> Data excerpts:
——————————

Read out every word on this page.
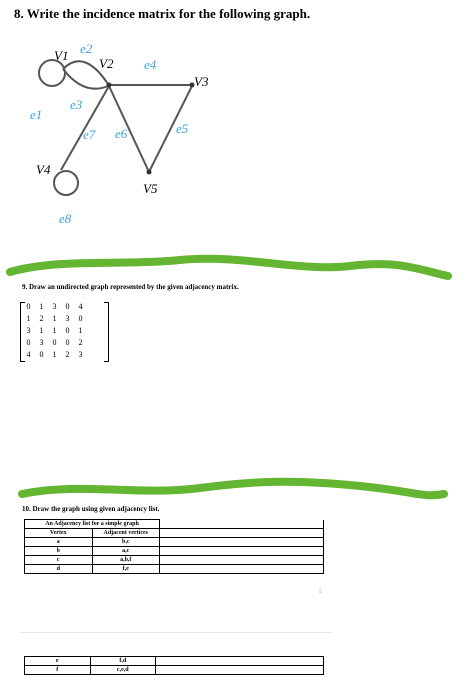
8. Write the incidence matrix for the following graph.
V1
V2
V3
V4
V5
e1
e2
e3
e4
e5
e6
e7
e8
9. Draw an undirected graph represented by the given adjacency matrix.
0	1	3	0	4
1	2	1	3	0
3	1	1	0	1
0	3	0	0	2
4	0	1	2	3
10. Draw the graph using given adjacency list.
An Adjacency list for a simple graph	

Vertex	Adjacent vertices

a	b,c

b	a,c

c	a,b,f

d	f,e

5
e	f,d

f	c,e,d
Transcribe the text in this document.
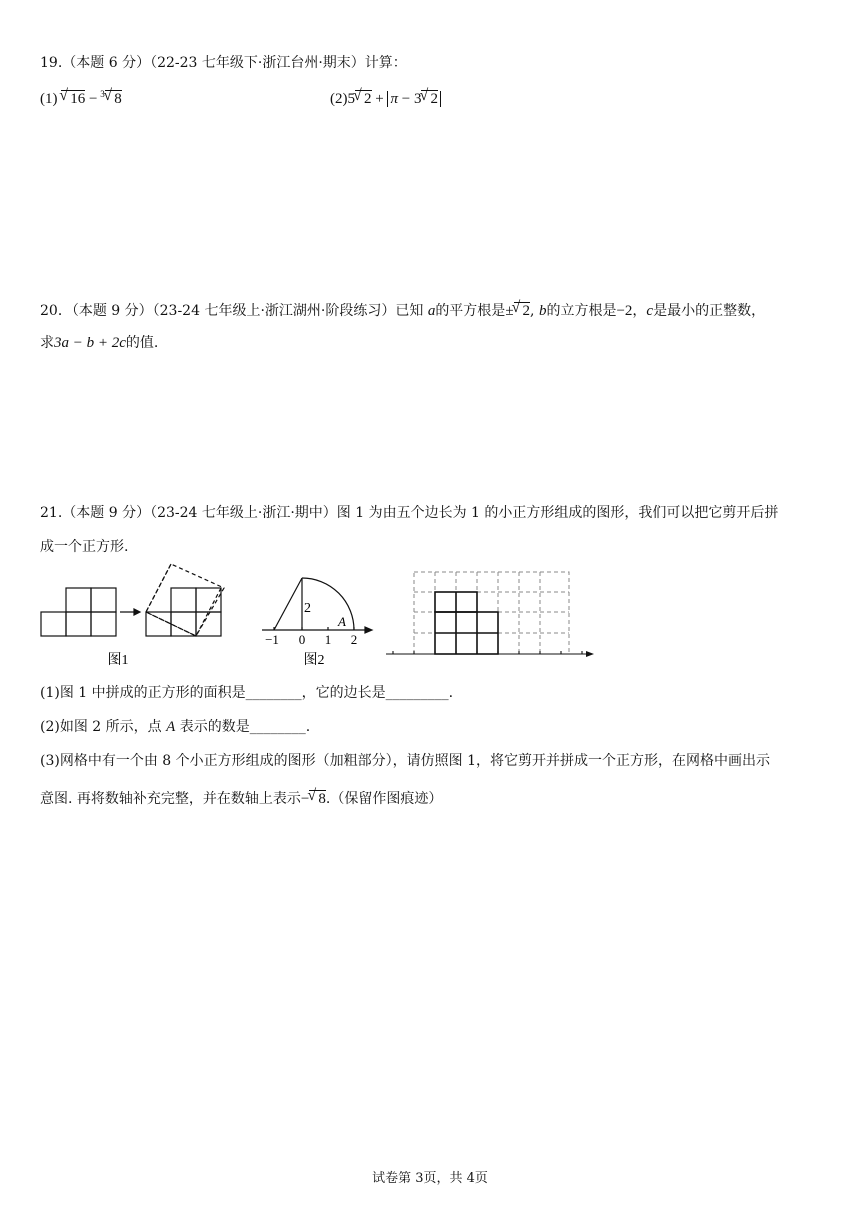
19.（本题 6 分）（22-23 七年级下·浙江台州·期末）计算：
(1) √ 16 − √ 3 8	(2)5 √ 2 + π − 3 √ 2
20．（本题 9 分）（23-24 七年级上·浙江湖州·阶段练习）已知 a的平方根是± √ 2, b的立方根是−2，c是最小的正整数，
求3a − b + 2c的值.
21.（本题 9 分）（23-24 七年级上·浙江·期中）图 1 为由五个边长为 1 的小正方形组成的图形，我们可以把它剪开后拼
成一个正方形.
图1
2
A
−1 0 1 2
图2
(1)图 1 中拼成的正方形的面积是________，它的边长是_________.
(2)如图 2 所示，点 A 表示的数是________.
(3)网格中有一个由 8 个小正方形组成的图形（加粗部分），请仿照图 1，将它剪开并拼成一个正方形，在网格中画出示
意图. 再将数轴补充完整，并在数轴上表示− √ 8.（保留作图痕迹）
试卷第 3页，共 4页
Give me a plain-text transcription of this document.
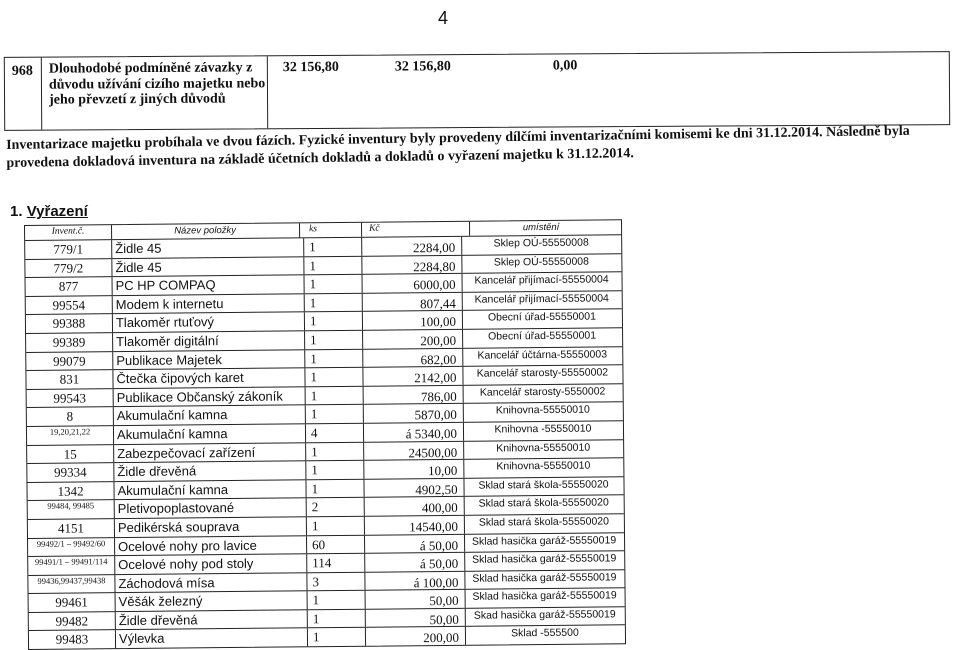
4
968 Dlouhodobé podmíněné závazky z důvodu užívání cizího majetku nebo jeho převzetí z jiných důvodů
32 156,80	32 156,80	0,00
Inventarizace majetku probíhala ve dvou fázích. Fyzické inventury byly provedeny dílčími inventarizačními komisemi ke dni 31.12.2014. Následně byla provedena dokladová inventura na základě účetních dokladů a dokladů o vyřazení majetku k 31.12.2014.
1. Vyřazení
Invent.č.	Název položky	ks	Kč	umístění
779/1	Židle 45	1	2284,00	Sklep OÚ-55550008
779/2	Židle 45	1	2284,80	Sklep OÚ-55550008
877	PC HP COMPAQ	1	6000,00	Kancelář přijímací-55550004
99554	Modem k internetu	1	807,44	Kancelář přijímací-55550004
99388	Tlakoměr rtuťový	1	100,00	Obecní úřad-55550001
99389	Tlakoměr digitální	1	200,00	Obecní úřad-55550001
99079	Publikace Majetek	1	682,00	Kancelář účtárna-55550003
831	Čtečka čipových karet	1	2142,00	Kancelář starosty-55550002
99543	Publikace Občanský zákoník	1	786,00	Kancelář starosty-5550002
8	Akumulační kamna	1	5870,00	Knihovna-55550010
19,20,21,22	Akumulační kamna	4	á 5340,00	Knihovna -55550010
15	Zabezpečovací zařízení	1	24500,00	Knihovna-55550010
99334	Židle dřevěná	1	10,00	Knihovna-55550010
1342	Akumulační kamna	1	4902,50	Sklad stará škola-55550020
99484, 99485	Pletivopoplastované	2	400,00	Sklad stará škola-55550020
4151	Pedikérská souprava	1	14540,00	Sklad stará škola-55550020
99492/1 – 99492/60 Ocelové nohy pro lavice	60	á 50,00	Sklad hasička garáž-55550019
99491/1 – 99491/114 Ocelové nohy pod stoly	114	á 50,00	Sklad hasička garáž-55550019
99436,99437,99438 Záchodová mísa	3	á 100,00	Sklad hasička garáž-55550019
99461	Věšák železný	1	50,00	Sklad hasička garáž-55550019
99482	Židle dřevěná	1	50,00	Skad hasička garáž-55550019
99483	Výlevka	1	200,00	Sklad -555500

——————————

> Written exercise:
List each line of the records that holds the string "Ocelové".

> Answer to this task:
99492/1 – 99492/60 Ocelové nohy pro lavice	60	á 50,00	Sklad hasička garáž-55550019
99491/1 – 99491/114 Ocelové nohy pod stoly	114	á 50,00	Sklad hasička garáž-55550019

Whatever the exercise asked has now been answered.